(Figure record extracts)

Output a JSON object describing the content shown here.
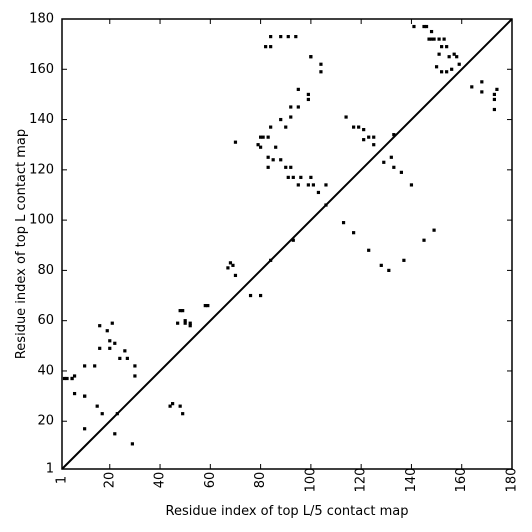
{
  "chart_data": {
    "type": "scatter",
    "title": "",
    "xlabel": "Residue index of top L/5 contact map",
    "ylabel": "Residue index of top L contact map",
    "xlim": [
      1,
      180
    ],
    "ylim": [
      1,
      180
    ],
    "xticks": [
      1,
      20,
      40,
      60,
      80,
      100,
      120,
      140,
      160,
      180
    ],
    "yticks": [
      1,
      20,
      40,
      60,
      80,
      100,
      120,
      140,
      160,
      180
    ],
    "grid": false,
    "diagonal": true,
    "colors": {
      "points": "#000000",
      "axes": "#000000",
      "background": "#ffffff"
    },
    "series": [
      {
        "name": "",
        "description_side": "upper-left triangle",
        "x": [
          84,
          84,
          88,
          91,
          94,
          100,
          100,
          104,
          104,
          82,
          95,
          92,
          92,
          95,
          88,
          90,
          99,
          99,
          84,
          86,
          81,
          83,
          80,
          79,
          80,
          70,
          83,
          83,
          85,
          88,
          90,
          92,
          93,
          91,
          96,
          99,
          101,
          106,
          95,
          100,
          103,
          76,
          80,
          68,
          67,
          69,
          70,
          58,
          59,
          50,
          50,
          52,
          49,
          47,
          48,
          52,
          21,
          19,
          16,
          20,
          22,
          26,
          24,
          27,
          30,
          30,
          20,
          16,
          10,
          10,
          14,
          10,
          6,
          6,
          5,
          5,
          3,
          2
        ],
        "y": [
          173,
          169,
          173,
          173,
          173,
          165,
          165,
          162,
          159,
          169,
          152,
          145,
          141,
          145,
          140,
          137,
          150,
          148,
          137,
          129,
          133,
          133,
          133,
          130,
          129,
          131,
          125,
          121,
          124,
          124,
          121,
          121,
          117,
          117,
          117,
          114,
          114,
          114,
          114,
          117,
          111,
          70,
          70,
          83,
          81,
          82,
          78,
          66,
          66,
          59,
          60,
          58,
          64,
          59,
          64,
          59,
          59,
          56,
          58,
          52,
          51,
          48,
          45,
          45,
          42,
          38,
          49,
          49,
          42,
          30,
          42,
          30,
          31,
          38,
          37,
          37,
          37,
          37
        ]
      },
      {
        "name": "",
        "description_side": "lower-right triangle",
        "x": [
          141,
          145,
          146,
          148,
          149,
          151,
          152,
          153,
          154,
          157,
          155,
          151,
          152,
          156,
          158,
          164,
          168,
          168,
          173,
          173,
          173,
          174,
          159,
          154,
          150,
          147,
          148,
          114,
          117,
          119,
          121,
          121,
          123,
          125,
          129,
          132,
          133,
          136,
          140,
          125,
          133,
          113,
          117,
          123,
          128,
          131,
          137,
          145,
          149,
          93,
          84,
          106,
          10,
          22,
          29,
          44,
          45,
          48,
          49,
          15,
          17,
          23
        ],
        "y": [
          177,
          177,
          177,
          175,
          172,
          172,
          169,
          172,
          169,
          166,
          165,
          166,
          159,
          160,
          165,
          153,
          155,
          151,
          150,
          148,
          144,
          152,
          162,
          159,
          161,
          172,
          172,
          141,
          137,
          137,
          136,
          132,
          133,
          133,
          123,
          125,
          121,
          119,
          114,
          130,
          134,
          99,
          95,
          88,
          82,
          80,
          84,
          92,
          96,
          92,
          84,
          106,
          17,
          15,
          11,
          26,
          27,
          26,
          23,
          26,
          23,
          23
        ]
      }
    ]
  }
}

_Exercise requirements_
Locate the word "contact" in the records above, and return each line that has it.

_Completed task_
    "xlabel": "Residue index of top L/5 contact map",
    "ylabel": "Residue index of top L contact map",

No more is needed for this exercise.